» **Available data**:
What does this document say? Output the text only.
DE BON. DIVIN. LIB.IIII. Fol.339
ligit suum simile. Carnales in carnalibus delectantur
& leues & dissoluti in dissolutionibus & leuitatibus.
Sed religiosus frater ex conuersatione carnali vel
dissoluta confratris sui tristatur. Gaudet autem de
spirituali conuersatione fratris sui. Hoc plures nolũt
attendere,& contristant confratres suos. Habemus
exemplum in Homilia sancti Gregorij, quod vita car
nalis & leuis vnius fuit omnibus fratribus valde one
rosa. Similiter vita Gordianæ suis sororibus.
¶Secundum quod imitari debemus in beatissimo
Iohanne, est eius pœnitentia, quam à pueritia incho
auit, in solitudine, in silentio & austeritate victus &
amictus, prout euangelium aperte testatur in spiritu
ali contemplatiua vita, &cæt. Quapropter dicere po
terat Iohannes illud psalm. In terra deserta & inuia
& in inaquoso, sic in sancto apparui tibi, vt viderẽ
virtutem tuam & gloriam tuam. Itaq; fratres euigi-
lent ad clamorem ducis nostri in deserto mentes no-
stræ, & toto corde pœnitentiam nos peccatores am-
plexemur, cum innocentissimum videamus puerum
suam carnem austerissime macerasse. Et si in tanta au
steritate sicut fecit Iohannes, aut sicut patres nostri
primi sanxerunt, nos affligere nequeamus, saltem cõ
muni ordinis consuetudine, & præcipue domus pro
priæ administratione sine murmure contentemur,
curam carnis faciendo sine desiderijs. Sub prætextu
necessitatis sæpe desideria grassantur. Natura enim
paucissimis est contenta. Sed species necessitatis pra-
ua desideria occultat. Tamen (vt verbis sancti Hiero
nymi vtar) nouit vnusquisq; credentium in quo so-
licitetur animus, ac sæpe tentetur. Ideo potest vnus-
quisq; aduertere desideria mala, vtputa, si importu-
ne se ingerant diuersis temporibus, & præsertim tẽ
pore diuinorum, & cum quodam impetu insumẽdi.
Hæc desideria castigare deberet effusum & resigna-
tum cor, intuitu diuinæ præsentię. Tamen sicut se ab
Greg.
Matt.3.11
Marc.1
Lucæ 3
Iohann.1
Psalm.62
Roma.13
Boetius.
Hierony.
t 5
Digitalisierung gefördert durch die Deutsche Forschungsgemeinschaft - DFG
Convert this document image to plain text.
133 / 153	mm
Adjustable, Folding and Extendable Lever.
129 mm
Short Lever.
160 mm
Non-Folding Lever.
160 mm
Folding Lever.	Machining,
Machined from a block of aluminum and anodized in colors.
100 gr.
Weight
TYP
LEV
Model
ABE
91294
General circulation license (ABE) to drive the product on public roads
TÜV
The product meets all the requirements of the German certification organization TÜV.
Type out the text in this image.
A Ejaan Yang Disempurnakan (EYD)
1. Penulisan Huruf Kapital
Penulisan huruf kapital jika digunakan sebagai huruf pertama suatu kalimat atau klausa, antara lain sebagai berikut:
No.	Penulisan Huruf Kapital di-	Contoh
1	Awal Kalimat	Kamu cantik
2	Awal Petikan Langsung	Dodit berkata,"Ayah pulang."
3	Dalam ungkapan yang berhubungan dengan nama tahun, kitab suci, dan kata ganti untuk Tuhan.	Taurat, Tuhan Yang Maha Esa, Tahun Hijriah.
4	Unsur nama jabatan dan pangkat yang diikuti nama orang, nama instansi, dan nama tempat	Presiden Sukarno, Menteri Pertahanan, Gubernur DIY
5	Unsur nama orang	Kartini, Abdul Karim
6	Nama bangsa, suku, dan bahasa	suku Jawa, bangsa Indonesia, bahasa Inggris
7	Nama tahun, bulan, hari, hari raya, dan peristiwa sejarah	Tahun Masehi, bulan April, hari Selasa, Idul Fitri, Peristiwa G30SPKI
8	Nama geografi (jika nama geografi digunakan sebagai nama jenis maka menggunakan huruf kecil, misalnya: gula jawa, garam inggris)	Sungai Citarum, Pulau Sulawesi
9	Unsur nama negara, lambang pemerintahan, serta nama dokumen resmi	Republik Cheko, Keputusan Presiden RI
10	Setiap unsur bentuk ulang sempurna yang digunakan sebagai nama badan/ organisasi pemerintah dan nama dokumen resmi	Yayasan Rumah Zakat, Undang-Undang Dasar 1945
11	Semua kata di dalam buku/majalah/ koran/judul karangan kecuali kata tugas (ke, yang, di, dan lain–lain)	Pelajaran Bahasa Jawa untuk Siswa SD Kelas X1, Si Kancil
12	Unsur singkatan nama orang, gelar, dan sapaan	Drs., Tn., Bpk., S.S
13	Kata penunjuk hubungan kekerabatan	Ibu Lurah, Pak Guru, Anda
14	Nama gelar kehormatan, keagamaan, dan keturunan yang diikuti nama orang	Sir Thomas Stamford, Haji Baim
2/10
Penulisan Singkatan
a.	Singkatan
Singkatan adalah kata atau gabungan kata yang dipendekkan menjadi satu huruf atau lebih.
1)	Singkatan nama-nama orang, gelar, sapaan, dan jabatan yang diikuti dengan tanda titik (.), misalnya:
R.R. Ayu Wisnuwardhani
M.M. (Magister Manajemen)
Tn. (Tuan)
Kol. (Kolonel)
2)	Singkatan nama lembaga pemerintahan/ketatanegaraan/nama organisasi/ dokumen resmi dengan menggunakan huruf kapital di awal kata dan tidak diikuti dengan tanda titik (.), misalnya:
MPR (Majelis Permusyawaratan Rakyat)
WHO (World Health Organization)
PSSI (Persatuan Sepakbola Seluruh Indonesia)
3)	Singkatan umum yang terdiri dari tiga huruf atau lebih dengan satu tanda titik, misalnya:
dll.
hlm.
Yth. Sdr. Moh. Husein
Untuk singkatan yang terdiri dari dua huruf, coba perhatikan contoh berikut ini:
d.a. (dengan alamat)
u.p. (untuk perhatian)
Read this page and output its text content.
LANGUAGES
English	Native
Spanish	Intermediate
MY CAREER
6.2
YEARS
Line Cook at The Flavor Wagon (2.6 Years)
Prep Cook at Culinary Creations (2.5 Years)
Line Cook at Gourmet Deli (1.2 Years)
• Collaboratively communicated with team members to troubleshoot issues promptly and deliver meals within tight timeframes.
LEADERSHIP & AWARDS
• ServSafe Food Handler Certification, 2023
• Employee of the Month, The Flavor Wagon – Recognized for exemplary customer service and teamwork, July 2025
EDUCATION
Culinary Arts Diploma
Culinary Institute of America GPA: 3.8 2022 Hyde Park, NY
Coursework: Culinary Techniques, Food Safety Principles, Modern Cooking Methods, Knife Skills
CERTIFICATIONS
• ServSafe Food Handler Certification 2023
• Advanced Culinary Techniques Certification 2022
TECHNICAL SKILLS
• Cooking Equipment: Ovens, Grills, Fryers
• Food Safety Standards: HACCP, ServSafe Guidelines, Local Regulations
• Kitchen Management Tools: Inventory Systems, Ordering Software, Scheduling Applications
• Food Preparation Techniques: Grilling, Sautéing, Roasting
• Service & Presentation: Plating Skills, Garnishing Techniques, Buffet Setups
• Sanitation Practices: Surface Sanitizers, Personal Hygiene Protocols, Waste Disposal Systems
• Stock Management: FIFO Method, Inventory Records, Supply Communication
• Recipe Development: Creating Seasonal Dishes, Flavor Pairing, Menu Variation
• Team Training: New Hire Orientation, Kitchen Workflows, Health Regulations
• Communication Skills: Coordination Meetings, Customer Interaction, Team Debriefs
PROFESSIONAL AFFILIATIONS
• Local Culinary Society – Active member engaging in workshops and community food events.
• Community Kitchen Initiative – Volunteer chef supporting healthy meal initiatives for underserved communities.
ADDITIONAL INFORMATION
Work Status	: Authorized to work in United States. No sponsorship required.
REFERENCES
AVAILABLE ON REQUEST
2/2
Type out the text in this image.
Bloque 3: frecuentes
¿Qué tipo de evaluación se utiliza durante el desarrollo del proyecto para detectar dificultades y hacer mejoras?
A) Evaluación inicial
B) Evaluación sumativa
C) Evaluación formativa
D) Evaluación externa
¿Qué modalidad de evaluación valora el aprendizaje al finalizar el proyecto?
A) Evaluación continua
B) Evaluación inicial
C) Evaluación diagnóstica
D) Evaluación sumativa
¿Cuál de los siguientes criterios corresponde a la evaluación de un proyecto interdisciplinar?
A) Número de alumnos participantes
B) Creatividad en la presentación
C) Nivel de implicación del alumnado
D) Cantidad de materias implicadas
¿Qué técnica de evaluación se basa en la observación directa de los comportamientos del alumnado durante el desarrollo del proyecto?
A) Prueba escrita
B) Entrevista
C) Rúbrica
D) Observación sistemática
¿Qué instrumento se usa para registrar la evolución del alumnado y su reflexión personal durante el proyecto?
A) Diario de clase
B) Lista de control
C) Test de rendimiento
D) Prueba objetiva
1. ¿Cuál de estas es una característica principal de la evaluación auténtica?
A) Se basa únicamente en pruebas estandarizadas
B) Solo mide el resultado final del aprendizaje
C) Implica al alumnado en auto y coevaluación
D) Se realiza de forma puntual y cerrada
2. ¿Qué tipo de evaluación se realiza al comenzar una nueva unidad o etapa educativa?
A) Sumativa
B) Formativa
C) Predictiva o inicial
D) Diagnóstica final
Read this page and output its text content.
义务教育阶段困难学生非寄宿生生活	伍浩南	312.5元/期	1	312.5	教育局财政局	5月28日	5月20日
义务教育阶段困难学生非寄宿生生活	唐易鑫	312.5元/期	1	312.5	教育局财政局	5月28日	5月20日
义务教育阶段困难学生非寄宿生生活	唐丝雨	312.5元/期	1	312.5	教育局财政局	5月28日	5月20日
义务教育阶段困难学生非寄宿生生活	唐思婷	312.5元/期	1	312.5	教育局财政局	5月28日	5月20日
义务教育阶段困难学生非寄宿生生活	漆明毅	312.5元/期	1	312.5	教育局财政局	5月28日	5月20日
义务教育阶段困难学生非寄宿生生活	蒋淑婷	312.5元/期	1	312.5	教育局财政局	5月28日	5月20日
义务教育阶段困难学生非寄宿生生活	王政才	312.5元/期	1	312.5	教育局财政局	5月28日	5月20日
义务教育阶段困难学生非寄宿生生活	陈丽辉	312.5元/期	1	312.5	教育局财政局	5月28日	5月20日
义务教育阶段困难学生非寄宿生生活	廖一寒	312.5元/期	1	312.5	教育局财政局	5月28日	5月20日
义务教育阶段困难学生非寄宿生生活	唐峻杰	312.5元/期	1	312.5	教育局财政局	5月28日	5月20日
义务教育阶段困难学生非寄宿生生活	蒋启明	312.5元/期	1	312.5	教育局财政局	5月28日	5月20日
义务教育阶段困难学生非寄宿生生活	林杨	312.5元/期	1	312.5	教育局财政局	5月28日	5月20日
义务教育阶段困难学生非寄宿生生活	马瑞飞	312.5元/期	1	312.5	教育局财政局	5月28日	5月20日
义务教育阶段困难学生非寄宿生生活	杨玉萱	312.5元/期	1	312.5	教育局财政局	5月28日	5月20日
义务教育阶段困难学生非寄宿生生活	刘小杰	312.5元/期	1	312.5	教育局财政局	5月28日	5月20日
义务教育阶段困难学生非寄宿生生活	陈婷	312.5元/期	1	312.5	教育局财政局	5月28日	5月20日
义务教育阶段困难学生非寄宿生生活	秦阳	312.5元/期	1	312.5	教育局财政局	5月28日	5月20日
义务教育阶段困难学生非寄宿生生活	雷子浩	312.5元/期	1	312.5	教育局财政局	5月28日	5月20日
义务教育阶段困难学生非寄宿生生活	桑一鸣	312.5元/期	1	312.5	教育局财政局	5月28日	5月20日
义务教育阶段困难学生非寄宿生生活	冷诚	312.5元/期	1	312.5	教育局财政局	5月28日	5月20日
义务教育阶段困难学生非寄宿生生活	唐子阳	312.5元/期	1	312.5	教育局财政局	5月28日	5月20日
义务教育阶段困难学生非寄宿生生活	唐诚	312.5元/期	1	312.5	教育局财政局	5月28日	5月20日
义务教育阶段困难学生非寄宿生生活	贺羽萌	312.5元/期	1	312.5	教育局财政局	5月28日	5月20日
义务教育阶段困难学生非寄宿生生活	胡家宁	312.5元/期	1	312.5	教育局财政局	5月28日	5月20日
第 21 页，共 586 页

» **Task to carry out**: Report how many lines in these entries contain "dokumen". Answer with the number only.

» **Final result**: 3